Each entry in the listing below should be restated word for word.

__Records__
·····

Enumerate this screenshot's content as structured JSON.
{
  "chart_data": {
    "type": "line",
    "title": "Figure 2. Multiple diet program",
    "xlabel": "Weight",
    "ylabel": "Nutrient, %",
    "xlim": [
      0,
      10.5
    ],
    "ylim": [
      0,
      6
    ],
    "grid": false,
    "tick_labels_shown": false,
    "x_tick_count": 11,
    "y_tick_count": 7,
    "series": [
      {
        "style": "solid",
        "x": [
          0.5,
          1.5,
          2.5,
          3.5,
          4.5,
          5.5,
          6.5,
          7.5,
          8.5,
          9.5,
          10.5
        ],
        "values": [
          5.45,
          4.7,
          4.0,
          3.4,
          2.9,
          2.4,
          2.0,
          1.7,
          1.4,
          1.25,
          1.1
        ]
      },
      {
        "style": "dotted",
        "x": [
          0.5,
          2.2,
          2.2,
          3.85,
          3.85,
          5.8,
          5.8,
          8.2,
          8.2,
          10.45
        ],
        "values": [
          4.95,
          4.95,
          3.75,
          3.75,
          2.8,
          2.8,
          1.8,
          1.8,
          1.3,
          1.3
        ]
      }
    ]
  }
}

·····

__ANSWER__
Enumerate this screenshot's content as structured JSON.
{
  "chart_data": {
    "type": "line",
    "title": "Figure 2. Multiple diet program",
    "xlabel": "Weight",
    "ylabel": "Nutrient, %",
    "xlim": [
      0,
      10.5
    ],
    "ylim": [
      0,
      6
    ],
    "grid": false,
    "tick_labels_shown": false,
    "x_tick_count": 11,
    "y_tick_count": 7,
    "series": [
      {
        "style": "solid",
        "x": [
          0.5,
          1.5,
          2.5,
          3.5,
          4.5,
          5.5,
          6.5,
          7.5,
          8.5,
          9.5,
          10.5
        ],
        "values": [
          5.45,
          4.7,
          4.0,
          3.4,
          2.9,
          2.4,
          2.0,
          1.7,
          1.4,
          1.25,
          1.1
        ]
      },
      {
        "style": "dotted",
        "x": [
          0.5,
          2.2,
          2.2,
          3.85,
          3.85,
          5.8,
          5.8,
          8.2,
          8.2,
          10.45
        ],
        "values": [
          4.95,
          4.95,
          3.75,
          3.75,
          2.8,
          2.8,
          1.8,
          1.8,
          1.3,
          1.3
        ]
      }
    ]
  }
}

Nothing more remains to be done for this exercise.